• **YOUR TASK**: Scan the listing below and copy every line holding "label".

• **STORED DATA**:
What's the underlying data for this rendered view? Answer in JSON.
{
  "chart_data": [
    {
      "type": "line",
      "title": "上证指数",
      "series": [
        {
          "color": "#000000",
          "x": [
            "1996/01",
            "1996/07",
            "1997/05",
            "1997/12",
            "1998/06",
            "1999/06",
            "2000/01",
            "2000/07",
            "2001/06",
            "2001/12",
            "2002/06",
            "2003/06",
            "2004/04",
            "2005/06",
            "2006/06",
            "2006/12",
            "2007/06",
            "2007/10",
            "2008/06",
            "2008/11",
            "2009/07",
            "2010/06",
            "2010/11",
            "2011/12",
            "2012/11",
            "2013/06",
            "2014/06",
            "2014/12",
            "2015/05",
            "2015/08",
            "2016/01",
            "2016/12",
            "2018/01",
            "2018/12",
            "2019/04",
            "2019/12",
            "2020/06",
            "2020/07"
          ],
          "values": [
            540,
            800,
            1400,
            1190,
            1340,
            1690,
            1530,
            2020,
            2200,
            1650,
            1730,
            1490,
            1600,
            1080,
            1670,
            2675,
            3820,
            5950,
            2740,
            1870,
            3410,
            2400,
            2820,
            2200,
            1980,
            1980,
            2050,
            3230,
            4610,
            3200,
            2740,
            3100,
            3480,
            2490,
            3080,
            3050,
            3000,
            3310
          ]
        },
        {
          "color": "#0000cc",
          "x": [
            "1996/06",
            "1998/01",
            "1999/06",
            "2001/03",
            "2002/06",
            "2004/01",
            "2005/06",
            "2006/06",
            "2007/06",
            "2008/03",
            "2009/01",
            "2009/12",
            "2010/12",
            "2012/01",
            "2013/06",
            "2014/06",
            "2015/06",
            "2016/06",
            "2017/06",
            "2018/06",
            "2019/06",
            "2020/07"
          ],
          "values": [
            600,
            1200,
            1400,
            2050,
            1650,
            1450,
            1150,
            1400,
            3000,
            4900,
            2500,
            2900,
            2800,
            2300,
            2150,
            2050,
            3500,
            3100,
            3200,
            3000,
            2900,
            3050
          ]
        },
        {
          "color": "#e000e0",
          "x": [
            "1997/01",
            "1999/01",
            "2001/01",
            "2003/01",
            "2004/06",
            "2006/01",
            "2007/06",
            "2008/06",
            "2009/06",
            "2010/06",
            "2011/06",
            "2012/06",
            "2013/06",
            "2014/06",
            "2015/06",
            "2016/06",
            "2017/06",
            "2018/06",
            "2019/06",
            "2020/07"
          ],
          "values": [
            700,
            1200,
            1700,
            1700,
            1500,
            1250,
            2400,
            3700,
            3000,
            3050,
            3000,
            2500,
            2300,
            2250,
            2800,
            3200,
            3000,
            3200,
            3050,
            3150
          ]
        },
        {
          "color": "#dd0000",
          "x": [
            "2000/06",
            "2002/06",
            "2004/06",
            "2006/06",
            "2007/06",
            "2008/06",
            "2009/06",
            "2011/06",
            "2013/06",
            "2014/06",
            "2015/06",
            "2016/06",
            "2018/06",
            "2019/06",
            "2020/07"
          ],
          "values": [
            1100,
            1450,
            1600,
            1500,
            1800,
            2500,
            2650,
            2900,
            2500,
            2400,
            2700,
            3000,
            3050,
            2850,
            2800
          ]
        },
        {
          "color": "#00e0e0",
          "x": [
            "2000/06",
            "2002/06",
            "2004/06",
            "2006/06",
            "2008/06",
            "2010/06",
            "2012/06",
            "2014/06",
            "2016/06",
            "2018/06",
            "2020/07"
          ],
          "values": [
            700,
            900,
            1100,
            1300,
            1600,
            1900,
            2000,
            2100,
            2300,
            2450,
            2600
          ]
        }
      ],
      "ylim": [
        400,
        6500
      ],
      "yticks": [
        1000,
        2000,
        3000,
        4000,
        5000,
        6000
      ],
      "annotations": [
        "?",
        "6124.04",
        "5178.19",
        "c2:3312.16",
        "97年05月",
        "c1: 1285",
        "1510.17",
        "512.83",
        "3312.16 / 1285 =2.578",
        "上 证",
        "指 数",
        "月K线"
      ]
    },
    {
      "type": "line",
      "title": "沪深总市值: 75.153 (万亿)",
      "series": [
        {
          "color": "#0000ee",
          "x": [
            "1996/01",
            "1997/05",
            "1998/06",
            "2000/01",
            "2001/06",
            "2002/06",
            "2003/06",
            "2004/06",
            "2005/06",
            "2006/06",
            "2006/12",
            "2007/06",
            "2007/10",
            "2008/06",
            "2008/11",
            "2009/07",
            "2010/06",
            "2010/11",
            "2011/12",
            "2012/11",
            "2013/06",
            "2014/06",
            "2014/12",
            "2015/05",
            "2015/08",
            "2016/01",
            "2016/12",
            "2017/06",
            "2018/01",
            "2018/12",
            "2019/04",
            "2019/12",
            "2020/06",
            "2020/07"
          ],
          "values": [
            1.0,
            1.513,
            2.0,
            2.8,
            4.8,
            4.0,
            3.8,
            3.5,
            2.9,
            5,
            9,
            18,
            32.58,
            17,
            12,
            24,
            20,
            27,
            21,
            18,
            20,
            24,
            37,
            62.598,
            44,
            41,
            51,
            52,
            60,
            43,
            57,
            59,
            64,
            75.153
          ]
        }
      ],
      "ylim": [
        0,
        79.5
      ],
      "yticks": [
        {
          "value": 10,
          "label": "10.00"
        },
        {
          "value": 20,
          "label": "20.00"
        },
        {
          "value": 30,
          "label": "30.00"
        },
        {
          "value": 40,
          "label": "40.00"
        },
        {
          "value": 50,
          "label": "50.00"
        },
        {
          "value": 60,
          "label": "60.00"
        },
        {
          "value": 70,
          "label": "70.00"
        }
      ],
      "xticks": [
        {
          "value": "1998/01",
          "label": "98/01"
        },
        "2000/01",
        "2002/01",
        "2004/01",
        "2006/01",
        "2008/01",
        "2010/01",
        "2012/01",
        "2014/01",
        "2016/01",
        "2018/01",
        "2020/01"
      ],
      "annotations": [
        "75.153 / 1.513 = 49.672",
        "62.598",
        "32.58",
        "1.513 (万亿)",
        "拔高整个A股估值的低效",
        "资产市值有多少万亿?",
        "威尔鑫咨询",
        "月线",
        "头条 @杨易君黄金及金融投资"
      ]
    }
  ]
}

• **RESPONSE BELOW**:
          "label": "10.00"
          "label": "20.00"
          "label": "30.00"
          "label": "40.00"
          "label": "50.00"
          "label": "60.00"
          "label": "70.00"
          "label": "98/01"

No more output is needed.